> _EXERCISE PROMPT_:
Across the material below, how many lines contain the word "giữa"? Give only the number.

(Stored records)
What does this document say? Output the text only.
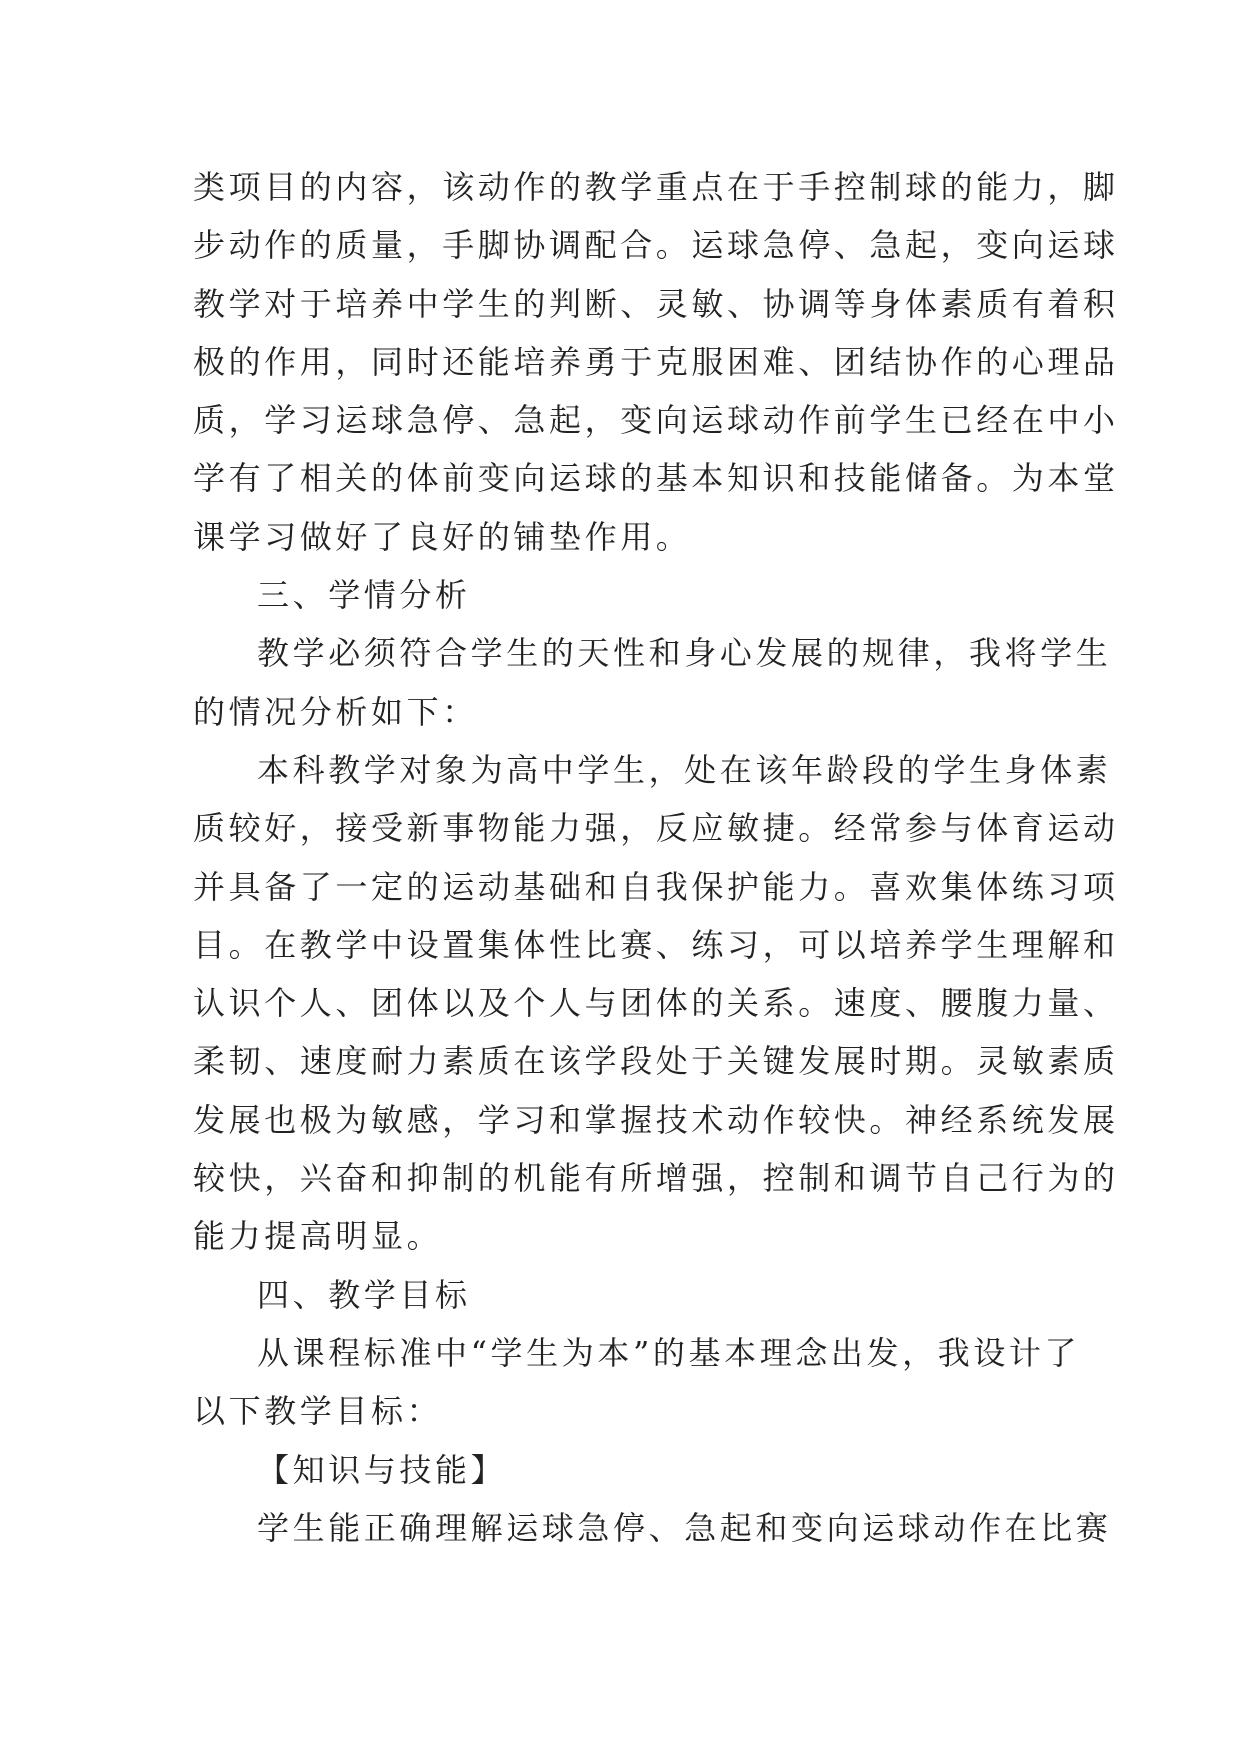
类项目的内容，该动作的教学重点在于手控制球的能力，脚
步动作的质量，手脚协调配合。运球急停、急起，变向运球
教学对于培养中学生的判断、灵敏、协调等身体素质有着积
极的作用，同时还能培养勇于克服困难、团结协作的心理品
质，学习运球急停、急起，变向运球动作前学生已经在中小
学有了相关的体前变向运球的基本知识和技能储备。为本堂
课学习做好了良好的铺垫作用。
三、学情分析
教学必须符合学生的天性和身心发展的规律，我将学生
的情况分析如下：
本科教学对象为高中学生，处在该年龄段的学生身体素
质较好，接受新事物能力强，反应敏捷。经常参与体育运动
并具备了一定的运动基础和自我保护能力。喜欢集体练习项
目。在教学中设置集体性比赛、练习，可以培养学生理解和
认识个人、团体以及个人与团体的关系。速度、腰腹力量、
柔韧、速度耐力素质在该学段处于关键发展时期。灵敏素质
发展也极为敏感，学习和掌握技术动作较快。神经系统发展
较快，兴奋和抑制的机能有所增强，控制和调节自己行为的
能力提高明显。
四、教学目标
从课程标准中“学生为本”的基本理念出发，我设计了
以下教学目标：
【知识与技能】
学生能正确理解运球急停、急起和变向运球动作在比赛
...
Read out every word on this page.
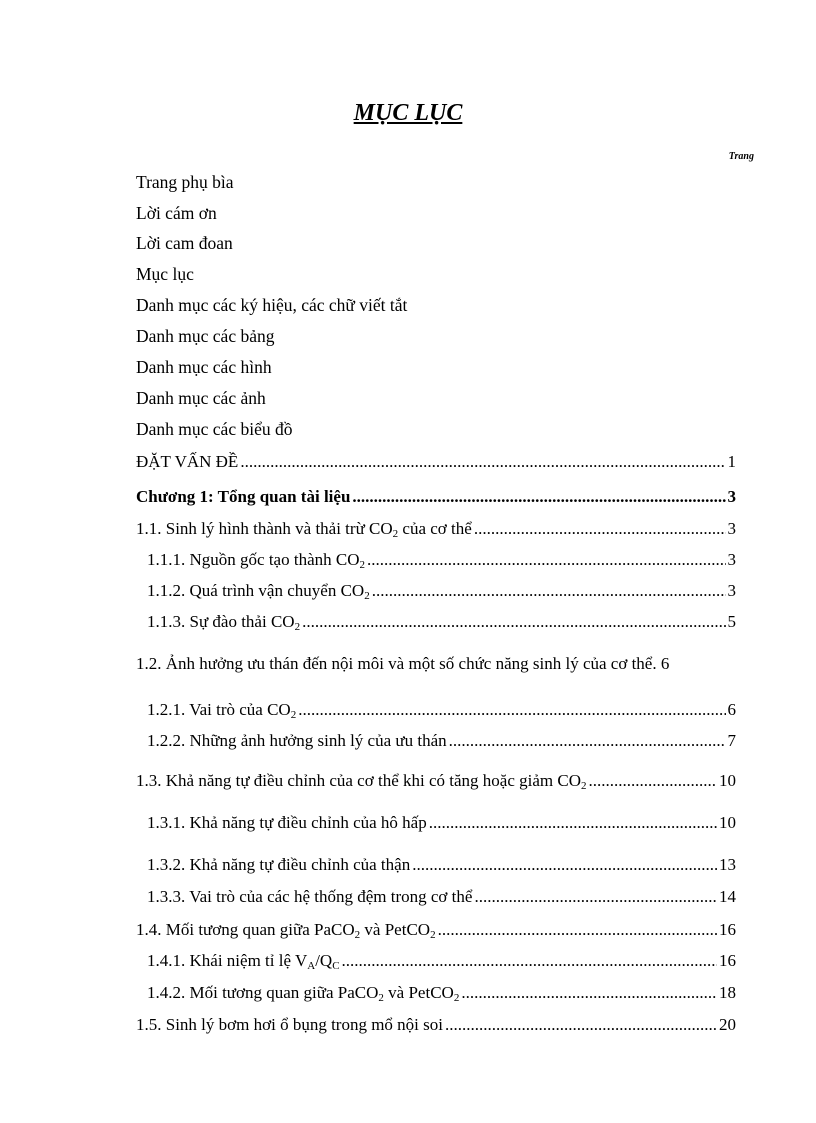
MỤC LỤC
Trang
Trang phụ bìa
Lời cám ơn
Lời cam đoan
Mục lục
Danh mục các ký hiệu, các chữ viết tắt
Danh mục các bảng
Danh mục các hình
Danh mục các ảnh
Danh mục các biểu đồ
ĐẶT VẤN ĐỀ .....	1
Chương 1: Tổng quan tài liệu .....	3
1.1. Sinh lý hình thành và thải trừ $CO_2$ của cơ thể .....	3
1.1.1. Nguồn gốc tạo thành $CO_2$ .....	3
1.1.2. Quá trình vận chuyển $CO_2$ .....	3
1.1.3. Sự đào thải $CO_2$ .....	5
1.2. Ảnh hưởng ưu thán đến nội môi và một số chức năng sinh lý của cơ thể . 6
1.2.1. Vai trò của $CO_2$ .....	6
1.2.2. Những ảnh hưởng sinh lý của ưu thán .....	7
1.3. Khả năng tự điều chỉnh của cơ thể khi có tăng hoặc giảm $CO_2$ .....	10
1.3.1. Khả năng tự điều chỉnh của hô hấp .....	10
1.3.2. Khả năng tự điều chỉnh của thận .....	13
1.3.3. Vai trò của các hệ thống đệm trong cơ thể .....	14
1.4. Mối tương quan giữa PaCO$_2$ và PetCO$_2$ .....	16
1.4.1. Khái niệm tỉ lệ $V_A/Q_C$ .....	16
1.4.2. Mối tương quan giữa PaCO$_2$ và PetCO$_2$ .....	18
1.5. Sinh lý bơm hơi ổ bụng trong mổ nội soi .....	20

> _ANSWER FOR THE TASK_:
2